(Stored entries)
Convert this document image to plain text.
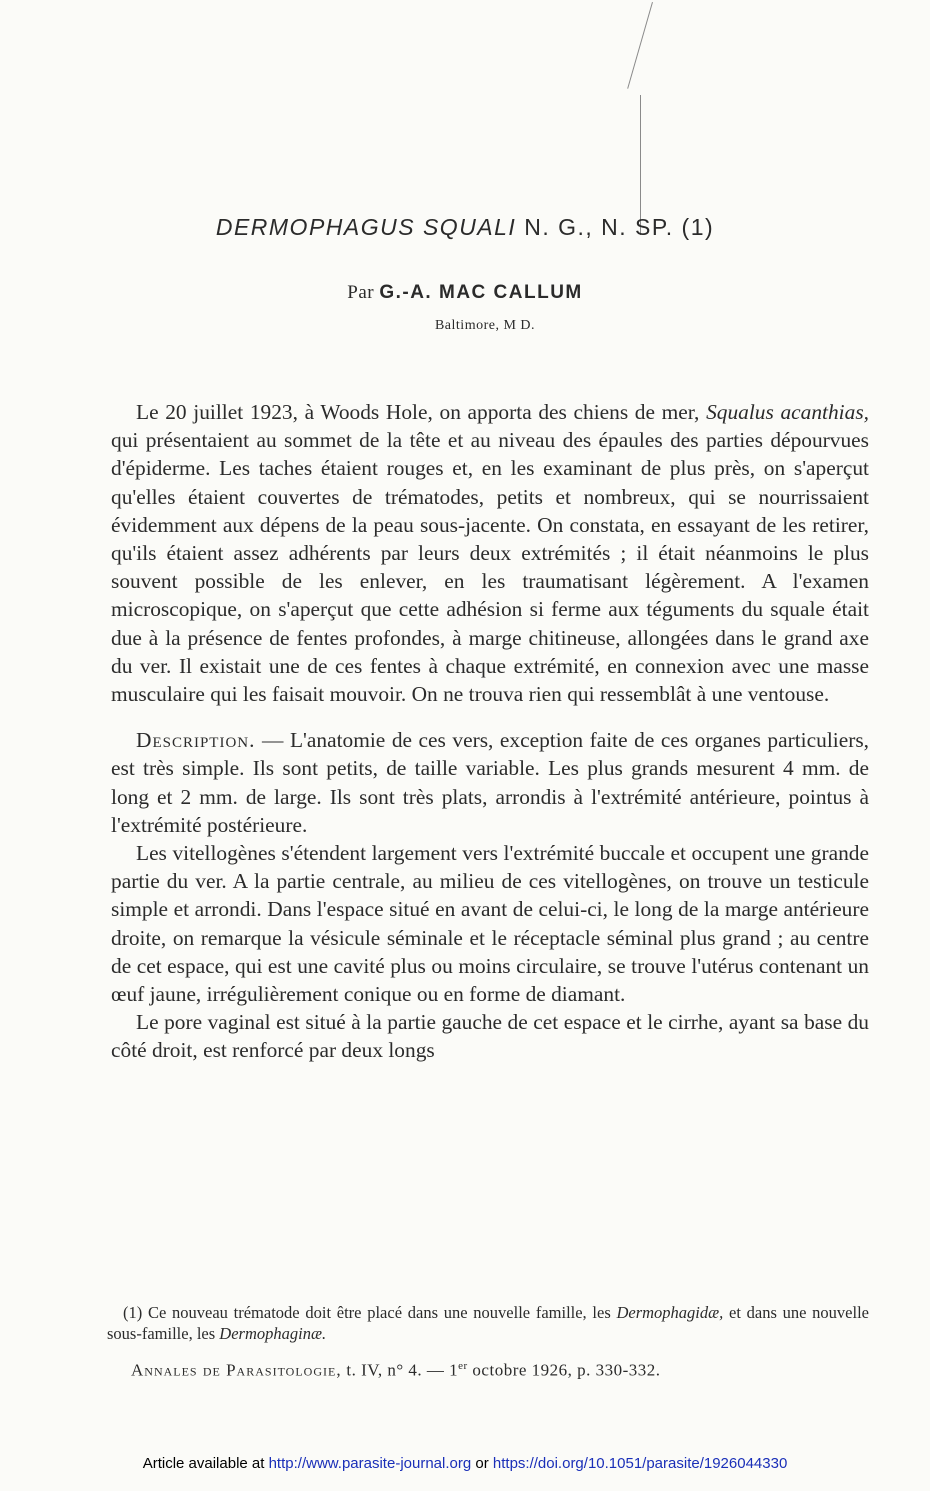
DERMOPHAGUS SQUALI N. G., N. SP. (1)
Par G.-A. MAC CALLUM
Baltimore, M D.

Le 20 juillet 1923, à Woods Hole, on apporta des chiens de mer, Squalus acanthias, qui présentaient au sommet de la tête et au niveau des épaules des parties dépourvues d'épiderme. Les taches étaient rouges et, en les examinant de plus près, on s'aperçut qu'elles étaient couvertes de trématodes, petits et nombreux, qui se nourrissaient évidemment aux dépens de la peau sous-jacente. On constata, en essayant de les retirer, qu'ils étaient assez adhérents par leurs deux extrémités ; il était néanmoins le plus souvent possible de les enlever, en les traumatisant légèrement. A l'examen microscopique, on s'aperçut que cette adhésion si ferme aux téguments du squale était due à la présence de fentes profondes, à marge chitineuse, allongées dans le grand axe du ver. Il existait une de ces fentes à chaque extrémité, en connexion avec une masse musculaire qui les faisait mouvoir. On ne trouva rien qui ressemblât à une ventouse.

Description. — L'anatomie de ces vers, exception faite de ces organes particuliers, est très simple. Ils sont petits, de taille variable. Les plus grands mesurent 4 mm. de long et 2 mm. de large. Ils sont très plats, arrondis à l'extrémité antérieure, pointus à l'extrémité postérieure.

Les vitellogènes s'étendent largement vers l'extrémité buccale et occupent une grande partie du ver. A la partie centrale, au milieu de ces vitellogènes, on trouve un testicule simple et arrondi. Dans l'espace situé en avant de celui-ci, le long de la marge antérieure droite, on remarque la vésicule séminale et le réceptacle séminal plus grand ; au centre de cet espace, qui est une cavité plus ou moins circulaire, se trouve l'utérus contenant un œuf jaune, irrégulièrement conique ou en forme de diamant.

Le pore vaginal est situé à la partie gauche de cet espace et le cirrhe, ayant sa base du côté droit, est renforcé par deux longs

(1) Ce nouveau trématode doit être placé dans une nouvelle famille, les Dermophagidæ, et dans une nouvelle sous-famille, les Dermophaginæ.

Annales de Parasitologie, t. IV, n° 4. — 1er octobre 1926, p. 330-332.
Article available at http://www.parasite-journal.org or https://doi.org/10.1051/parasite/1926044330
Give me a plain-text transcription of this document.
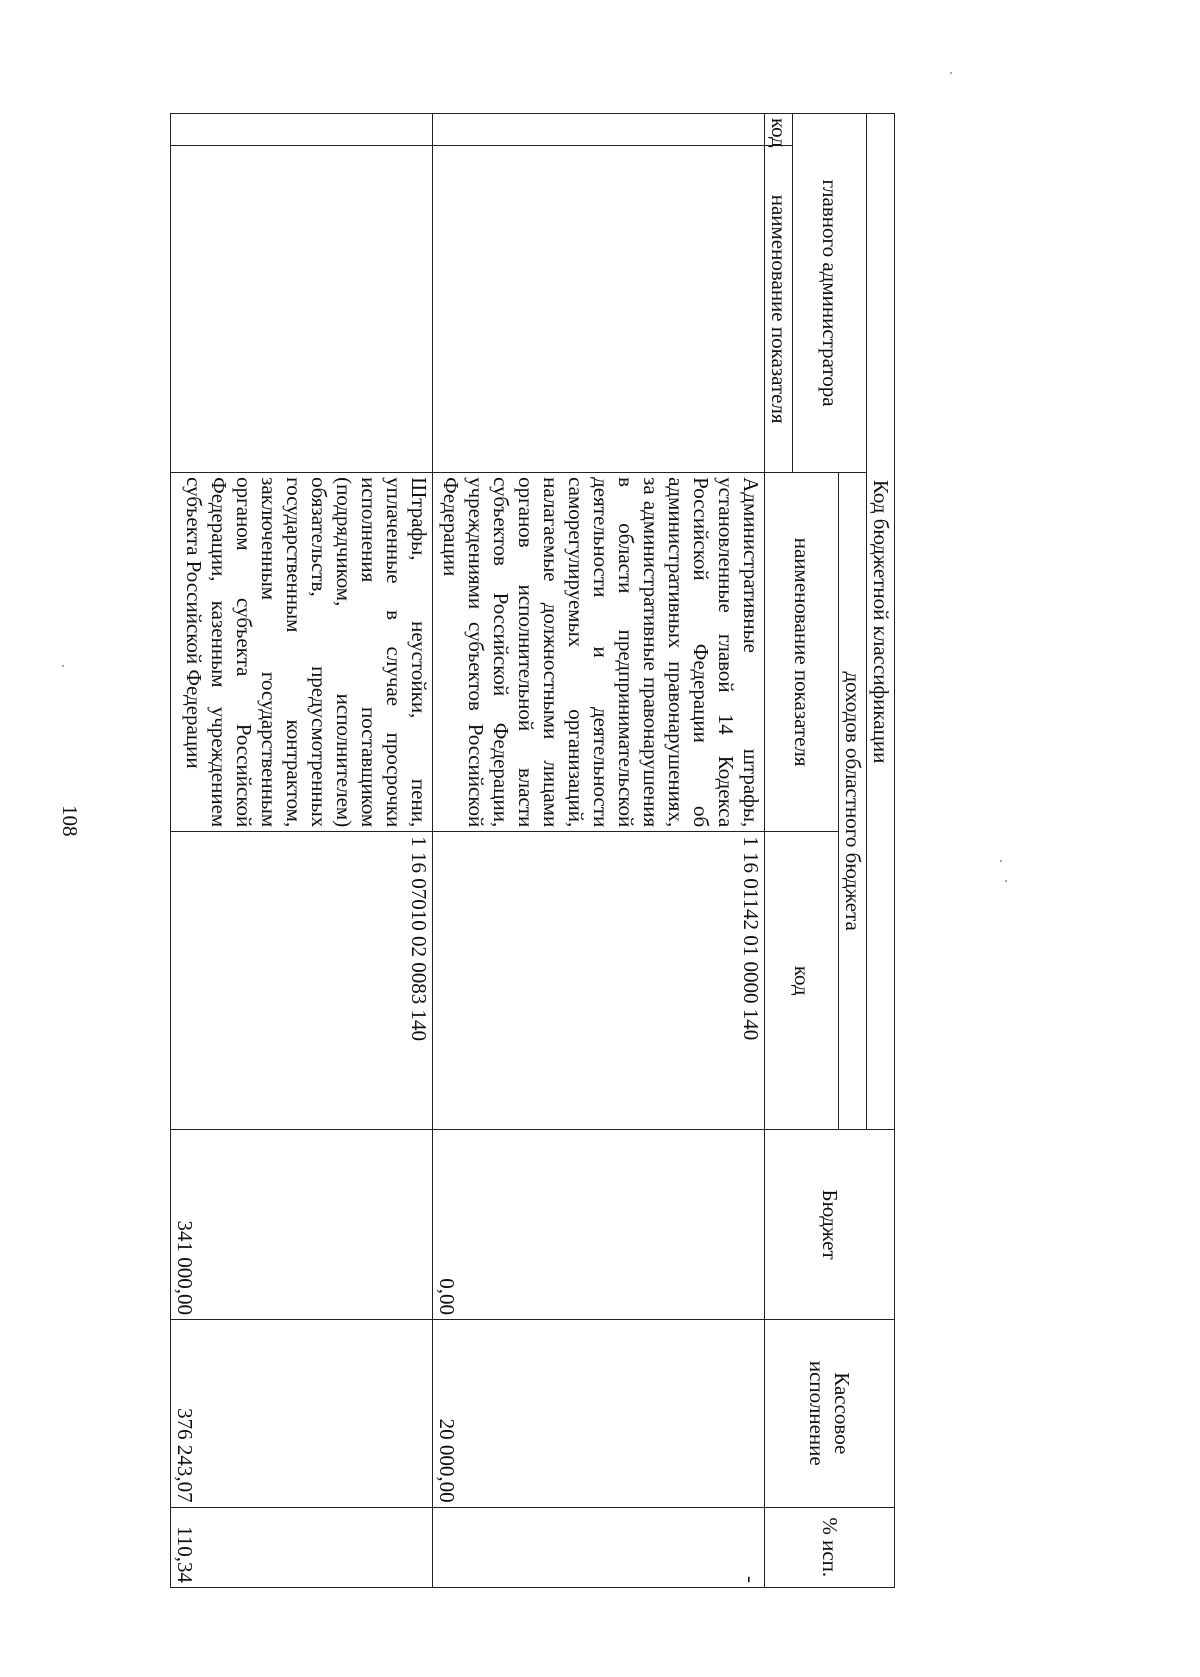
108
Код бюджетной классификации				Бюджет	Кассовое исполнение	% исп.
главного администратора		доходов областного бюджета				
		наименование показателя	код			
код	наименование показателя					
		Административные штрафы, установленные главой 14 Кодекса Российской Федерации об административных правонарушениях, за административные правонарушения в области предпринимательской деятельности и деятельности саморегулируемых организаций, налагаемые должностными лицами органов исполнительной власти субъектов Российской Федерации, учреждениями субъектов Российской Федерации	1 16 01142 01 0000 140	0,00	20 000,00	-
		Штрафы, неустойки, пени, уплаченные в случае просрочки исполнения поставщиком (подрядчиком, исполнителем) обязательств, предусмотренных государственным контрактом, заключенным государственным органом субъекта Российской Федерации, казенным учреждением субъекта Российской Федерации	1 16 07010 02 0083 140	341 000,00	376 243,07	110,34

- GIVEN EXERCISE: Strip the images and reproduce the remaining records precisely.

- THE OUTPUT:
Convert this document image to plain text.
DERMOPHAGUS SQUALI N. G., N. SP. (1)
Par G.-A. MAC CALLUM
Baltimore, M D.

Le 20 juillet 1923, à Woods Hole, on apporta des chiens de mer, Squalus acanthias, qui présentaient au sommet de la tête et au niveau des épaules des parties dépourvues d'épiderme. Les taches étaient rouges et, en les examinant de plus près, on s'aperçut qu'elles étaient couvertes de trématodes, petits et nombreux, qui se nourrissaient évidemment aux dépens de la peau sous-jacente. On constata, en essayant de les retirer, qu'ils étaient assez adhérents par leurs deux extrémités ; il était néanmoins le plus souvent possible de les enlever, en les traumatisant légèrement. A l'examen microscopique, on s'aperçut que cette adhésion si ferme aux téguments du squale était due à la présence de fentes profondes, à marge chitineuse, allongées dans le grand axe du ver. Il existait une de ces fentes à chaque extrémité, en connexion avec une masse musculaire qui les faisait mouvoir. On ne trouva rien qui ressemblât à une ventouse.

Description. — L'anatomie de ces vers, exception faite de ces organes particuliers, est très simple. Ils sont petits, de taille variable. Les plus grands mesurent 4 mm. de long et 2 mm. de large. Ils sont très plats, arrondis à l'extrémité antérieure, pointus à l'extrémité postérieure.

Les vitellogènes s'étendent largement vers l'extrémité buccale et occupent une grande partie du ver. A la partie centrale, au milieu de ces vitellogènes, on trouve un testicule simple et arrondi. Dans l'espace situé en avant de celui-ci, le long de la marge antérieure droite, on remarque la vésicule séminale et le réceptacle séminal plus grand ; au centre de cet espace, qui est une cavité plus ou moins circulaire, se trouve l'utérus contenant un œuf jaune, irrégulièrement conique ou en forme de diamant.

Le pore vaginal est situé à la partie gauche de cet espace et le cirrhe, ayant sa base du côté droit, est renforcé par deux longs

(1) Ce nouveau trématode doit être placé dans une nouvelle famille, les Dermophagidæ, et dans une nouvelle sous-famille, les Dermophaginæ.

Annales de Parasitologie, t. IV, n° 4. — 1er octobre 1926, p. 330-332.
Article available at http://www.parasite-journal.org or https://doi.org/10.1051/parasite/1926044330
Give me a plain-text transcription of this document.
108
Код бюджетной классификации				Бюджет	Кассовое исполнение	% исп.
главного администратора		доходов областного бюджета				
		наименование показателя	код			
код	наименование показателя					
		Административные штрафы, установленные главой 14 Кодекса Российской Федерации об административных правонарушениях, за административные правонарушения в области предпринимательской деятельности и деятельности саморегулируемых организаций, налагаемые должностными лицами органов исполнительной власти субъектов Российской Федерации, учреждениями субъектов Российской Федерации	1 16 01142 01 0000 140	0,00	20 000,00	-
		Штрафы, неустойки, пени, уплаченные в случае просрочки исполнения поставщиком (подрядчиком, исполнителем) обязательств, предусмотренных государственным контрактом, заключенным государственным органом субъекта Российской Федерации, казенным учреждением субъекта Российской Федерации	1 16 07010 02 0083 140	341 000,00	376 243,07	110,34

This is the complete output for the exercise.